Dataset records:
[Start]

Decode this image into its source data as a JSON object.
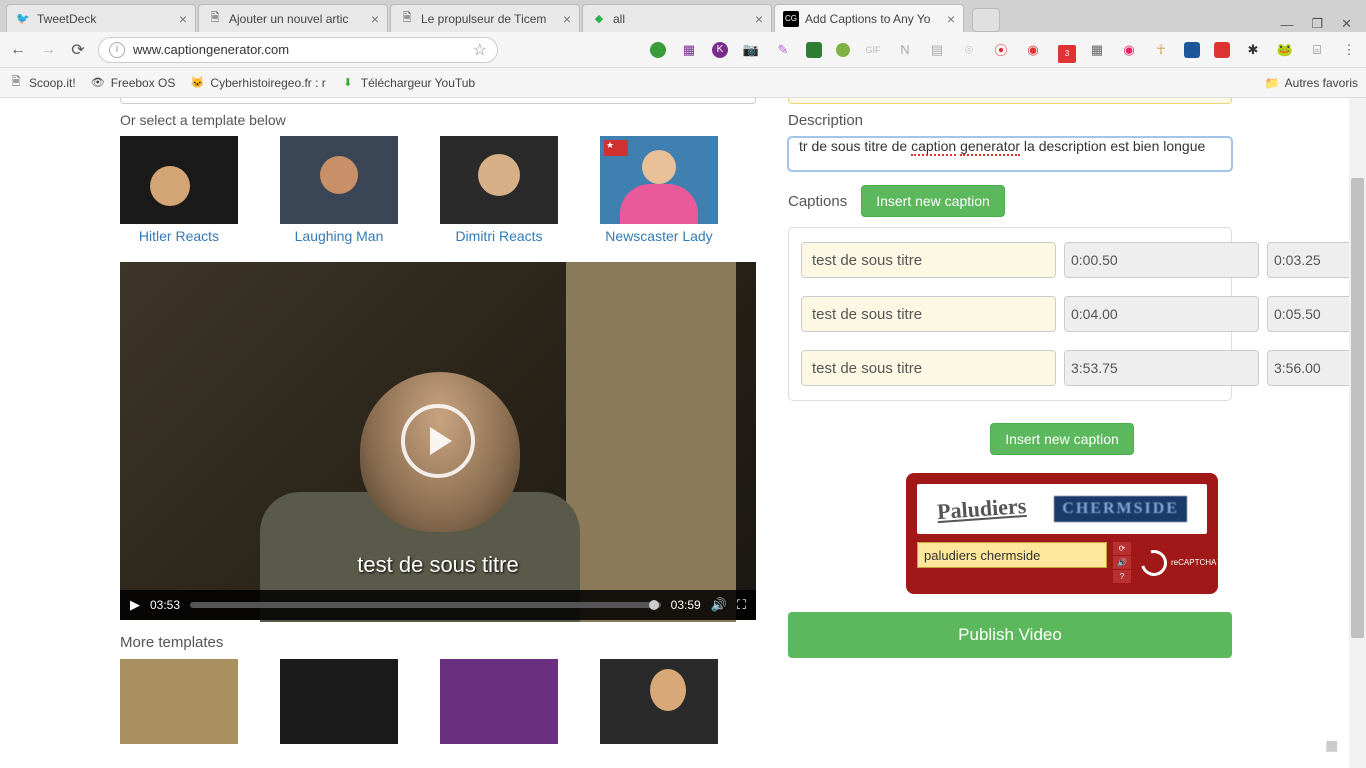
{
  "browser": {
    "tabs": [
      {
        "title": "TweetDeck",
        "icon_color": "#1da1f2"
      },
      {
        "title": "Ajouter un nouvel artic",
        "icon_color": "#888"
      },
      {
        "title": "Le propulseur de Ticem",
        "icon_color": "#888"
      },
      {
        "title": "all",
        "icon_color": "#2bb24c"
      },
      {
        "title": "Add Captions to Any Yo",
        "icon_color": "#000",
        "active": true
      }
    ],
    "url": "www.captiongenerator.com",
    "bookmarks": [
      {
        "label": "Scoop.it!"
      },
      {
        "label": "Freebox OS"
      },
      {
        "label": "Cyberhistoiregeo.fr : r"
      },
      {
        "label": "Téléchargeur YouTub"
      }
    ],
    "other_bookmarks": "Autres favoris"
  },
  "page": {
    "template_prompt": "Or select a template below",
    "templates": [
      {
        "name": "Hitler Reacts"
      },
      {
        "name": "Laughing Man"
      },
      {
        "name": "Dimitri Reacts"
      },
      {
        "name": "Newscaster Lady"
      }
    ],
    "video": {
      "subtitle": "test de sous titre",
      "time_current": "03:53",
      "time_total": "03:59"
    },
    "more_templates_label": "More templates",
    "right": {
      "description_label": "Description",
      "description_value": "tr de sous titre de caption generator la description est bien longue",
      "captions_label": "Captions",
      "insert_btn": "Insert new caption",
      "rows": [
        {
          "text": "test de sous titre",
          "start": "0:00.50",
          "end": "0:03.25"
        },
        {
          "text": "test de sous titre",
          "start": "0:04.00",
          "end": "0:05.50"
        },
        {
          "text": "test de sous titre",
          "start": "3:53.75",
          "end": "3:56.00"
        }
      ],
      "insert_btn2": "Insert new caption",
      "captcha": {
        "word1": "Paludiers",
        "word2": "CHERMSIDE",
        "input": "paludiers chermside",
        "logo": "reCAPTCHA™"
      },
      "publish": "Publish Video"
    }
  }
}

[End]
[Start]

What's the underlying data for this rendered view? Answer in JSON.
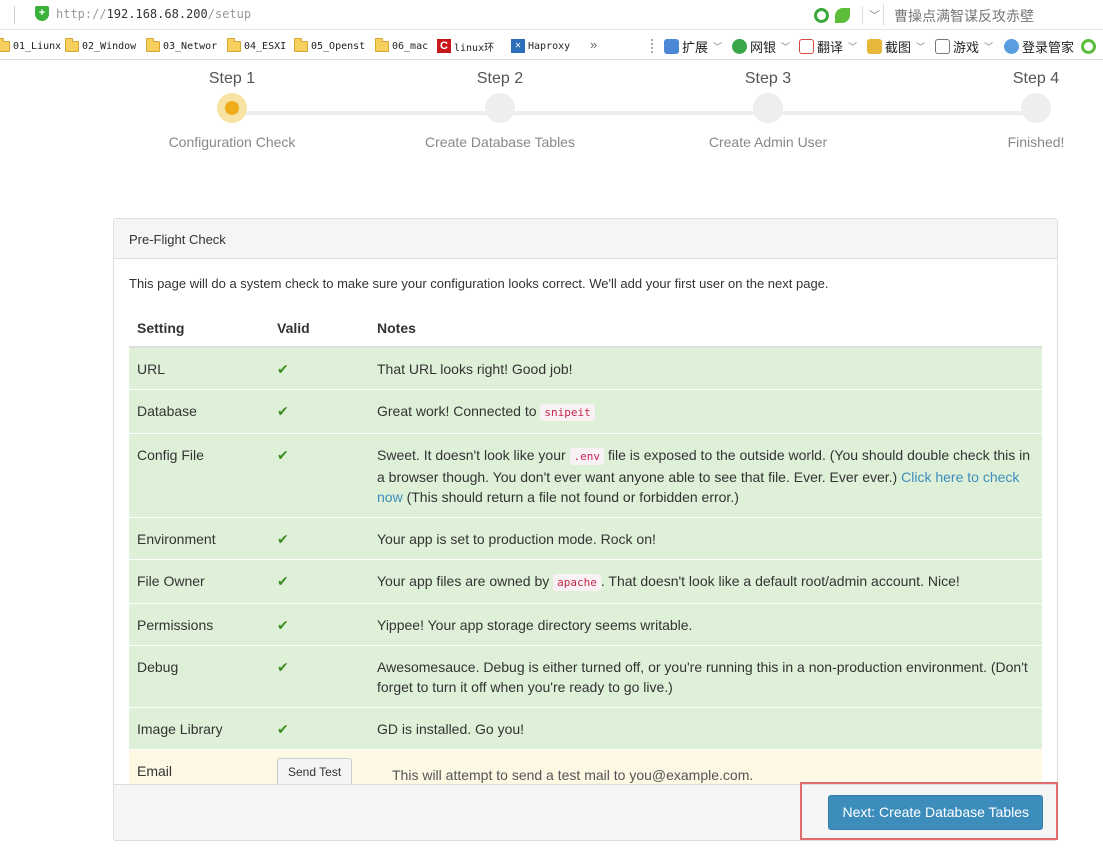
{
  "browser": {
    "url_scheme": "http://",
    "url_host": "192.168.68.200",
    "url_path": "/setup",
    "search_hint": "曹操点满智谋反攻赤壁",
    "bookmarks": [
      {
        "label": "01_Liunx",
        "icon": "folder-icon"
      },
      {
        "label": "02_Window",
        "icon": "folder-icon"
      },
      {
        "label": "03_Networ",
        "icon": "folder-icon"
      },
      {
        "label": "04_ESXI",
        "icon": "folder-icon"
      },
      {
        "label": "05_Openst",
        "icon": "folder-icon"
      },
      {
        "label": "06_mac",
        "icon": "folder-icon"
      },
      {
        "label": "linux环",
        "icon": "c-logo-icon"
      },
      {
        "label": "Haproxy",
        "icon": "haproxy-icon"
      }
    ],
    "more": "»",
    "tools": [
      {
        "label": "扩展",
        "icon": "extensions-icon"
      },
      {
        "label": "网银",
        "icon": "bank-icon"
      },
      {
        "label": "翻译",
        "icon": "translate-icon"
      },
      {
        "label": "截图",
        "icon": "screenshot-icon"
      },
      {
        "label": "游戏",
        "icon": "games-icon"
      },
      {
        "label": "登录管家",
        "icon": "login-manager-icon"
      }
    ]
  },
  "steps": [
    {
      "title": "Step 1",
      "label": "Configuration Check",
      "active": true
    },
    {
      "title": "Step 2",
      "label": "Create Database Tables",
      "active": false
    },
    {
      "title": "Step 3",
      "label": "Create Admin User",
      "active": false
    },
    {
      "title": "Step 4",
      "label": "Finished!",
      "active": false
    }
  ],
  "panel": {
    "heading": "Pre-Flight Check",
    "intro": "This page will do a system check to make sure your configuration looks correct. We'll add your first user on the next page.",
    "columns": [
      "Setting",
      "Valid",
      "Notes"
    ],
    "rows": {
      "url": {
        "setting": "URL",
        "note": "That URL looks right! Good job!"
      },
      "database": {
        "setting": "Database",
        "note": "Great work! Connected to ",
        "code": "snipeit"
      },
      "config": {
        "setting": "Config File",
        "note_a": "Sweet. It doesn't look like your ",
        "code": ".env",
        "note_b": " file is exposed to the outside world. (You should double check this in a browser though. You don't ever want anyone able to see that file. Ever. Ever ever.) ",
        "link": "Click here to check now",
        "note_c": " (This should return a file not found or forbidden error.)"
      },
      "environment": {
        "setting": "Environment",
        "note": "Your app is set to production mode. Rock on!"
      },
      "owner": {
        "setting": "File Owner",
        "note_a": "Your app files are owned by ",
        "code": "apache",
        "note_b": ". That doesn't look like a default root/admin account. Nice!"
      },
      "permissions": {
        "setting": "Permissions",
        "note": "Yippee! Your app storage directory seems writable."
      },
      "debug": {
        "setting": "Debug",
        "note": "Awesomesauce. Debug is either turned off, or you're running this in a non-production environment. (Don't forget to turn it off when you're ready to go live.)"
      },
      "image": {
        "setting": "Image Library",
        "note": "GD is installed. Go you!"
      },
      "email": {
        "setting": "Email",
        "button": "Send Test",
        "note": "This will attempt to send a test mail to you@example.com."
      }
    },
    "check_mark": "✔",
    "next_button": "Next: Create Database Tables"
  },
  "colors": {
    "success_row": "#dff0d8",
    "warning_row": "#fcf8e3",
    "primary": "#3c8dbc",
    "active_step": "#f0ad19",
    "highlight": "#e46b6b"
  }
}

[End]

Exercise:
Your answer should be a single number: the count of lines in these records that hold the string "doesn".

Written solution:
2